**Problems to solve:**
1 > In the passage about the blockchain company Topl, in what year was Topl formally founded?
2 > Recast the paragraph that begins "Evidence is collected" in the passage about the blockchain company Topl as a short list that keeps its main facts.
3 > Continue the passage about the blockchain company Topl from where it stops.

**Passage given:**

....

To understand blockchain technology, try thinking of the rules that regulate evidence custody in a criminal investigation.
Evidence is collected, recorded and secured to avoid even the appearance of tampering or contamination. Every step is scrupulously accounted for, so what judge and jury see is, beyond a reasonable doubt, credible and true.
“What our system can do is guarantee that products marketed, for instance, as fair trade or sustainable actually come from companies paying their workers a living wage or using environmentally friendly practices. Our technology verifies the claims companies make,” said Kim Raath
, a fifth-year doctoral student in statistics (STAT) and master’s degree student in economics at Rice University, and co-founder and president of Topl.
Planned since 2015 and formally founded in 2017, Topl (a pun on “topple” and a play on “topology”) is a blockchain company aimed at “ensuring transparency and security” for businesses, Raath said. Her partners are CTO James Aman
, who earned his Ph.D. and M.S. from Rice in atomic/molecular physics in 2019 and 2016, respectively, and CEO Chris Georgen
, who received a B.S. in chemical physics and a B.A. in mathematics and philosophy from Rice in 2016.

....

**Data supplied:**
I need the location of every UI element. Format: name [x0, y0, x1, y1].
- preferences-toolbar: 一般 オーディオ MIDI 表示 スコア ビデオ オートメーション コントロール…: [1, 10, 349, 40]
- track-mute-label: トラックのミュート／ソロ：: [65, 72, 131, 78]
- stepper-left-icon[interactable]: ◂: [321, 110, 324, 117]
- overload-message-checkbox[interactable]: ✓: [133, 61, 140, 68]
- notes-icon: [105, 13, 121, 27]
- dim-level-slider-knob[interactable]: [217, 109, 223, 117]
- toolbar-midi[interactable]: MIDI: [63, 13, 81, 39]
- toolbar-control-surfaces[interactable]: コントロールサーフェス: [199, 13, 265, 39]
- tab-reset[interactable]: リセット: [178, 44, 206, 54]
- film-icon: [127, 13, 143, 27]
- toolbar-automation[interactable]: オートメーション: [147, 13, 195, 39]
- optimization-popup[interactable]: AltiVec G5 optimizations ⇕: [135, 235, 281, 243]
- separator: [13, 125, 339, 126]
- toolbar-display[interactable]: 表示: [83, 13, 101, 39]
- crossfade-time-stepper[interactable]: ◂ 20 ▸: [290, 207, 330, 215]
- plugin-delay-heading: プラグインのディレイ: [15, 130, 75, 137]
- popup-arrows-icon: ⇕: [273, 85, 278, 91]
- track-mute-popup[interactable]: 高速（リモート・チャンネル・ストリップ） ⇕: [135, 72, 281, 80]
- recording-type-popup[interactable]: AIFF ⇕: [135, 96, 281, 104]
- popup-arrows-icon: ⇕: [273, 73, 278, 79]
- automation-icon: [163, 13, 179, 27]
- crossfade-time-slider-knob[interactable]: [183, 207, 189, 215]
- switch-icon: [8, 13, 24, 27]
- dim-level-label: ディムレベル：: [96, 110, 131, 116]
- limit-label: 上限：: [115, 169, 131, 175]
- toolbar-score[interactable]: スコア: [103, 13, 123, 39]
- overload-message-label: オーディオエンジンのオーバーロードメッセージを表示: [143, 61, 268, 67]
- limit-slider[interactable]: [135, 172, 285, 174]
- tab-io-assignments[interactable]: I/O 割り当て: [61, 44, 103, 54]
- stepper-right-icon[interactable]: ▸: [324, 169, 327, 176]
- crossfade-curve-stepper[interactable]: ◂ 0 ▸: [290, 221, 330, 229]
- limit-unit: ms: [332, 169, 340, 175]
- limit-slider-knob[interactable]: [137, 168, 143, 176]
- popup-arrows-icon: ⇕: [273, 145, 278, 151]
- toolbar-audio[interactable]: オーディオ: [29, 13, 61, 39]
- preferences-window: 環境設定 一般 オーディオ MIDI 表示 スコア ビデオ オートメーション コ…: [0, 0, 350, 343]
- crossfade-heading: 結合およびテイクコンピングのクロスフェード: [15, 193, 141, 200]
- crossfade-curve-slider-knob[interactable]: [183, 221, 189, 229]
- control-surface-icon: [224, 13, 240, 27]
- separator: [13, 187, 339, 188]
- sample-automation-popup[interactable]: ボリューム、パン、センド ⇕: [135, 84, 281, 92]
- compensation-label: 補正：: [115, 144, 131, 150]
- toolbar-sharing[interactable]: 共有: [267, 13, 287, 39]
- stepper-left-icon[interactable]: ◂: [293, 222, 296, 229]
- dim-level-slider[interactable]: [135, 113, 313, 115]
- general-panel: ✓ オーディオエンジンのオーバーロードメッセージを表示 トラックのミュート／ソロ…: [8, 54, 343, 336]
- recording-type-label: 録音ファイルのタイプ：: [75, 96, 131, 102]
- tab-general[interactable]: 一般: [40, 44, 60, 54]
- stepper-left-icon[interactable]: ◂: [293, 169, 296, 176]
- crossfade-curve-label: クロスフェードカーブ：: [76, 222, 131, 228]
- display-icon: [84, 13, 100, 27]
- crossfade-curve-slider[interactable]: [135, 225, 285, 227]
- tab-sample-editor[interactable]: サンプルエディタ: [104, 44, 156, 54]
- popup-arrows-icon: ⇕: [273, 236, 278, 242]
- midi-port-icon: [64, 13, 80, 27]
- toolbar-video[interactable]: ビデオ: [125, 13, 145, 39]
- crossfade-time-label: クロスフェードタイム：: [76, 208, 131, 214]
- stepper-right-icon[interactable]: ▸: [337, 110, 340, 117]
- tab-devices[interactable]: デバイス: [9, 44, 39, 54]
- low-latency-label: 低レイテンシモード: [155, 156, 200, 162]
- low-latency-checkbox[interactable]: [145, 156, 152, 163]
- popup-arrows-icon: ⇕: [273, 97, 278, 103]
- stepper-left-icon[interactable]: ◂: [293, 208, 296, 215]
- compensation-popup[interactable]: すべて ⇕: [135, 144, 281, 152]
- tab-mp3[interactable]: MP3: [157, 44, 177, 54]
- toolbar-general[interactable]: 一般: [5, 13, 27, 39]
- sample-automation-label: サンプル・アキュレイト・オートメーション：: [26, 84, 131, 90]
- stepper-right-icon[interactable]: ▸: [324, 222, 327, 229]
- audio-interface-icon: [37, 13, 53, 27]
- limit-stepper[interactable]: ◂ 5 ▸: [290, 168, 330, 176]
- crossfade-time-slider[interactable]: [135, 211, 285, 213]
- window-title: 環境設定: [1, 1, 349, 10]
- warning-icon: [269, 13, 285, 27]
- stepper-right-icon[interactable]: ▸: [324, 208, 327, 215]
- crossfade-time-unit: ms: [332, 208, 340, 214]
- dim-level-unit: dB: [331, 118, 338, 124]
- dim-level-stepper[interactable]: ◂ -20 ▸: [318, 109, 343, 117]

....

**Solved problems:**
1 > 2017

2 >
- Evidence is collected, recorded and secured to avoid even the appearance of tampering or contamination.
- Every step is scrupulously accounted for.
- This ensures that what judge and jury see is credible and true beyond a reasonable doubt.

3 >
Topl already has clients in the U.S., South America, Canada and Africa. A Dutch spice company, Verstegen, uses the Fairfood platform powered by Topl to certify its nutmeg business, starting with farmers and the processor. There is no direct human involvement. Everything is automated. Algorithms do the work.
The virtual spice is given a numerical/alphabetic ID, entered into the blockchain system and the processor certifies the amount of nutmeg delivered. The farmer receives a text message asking him to certify that he was paid, and the nutmeg continues on its path to the customer.
Topl has raised more than $1 million to support its 12 employees and continue developing its technology.
“Our goal,” she said, “is to build a blockchain that revolutionizes the individual’s relationship to trust in society.”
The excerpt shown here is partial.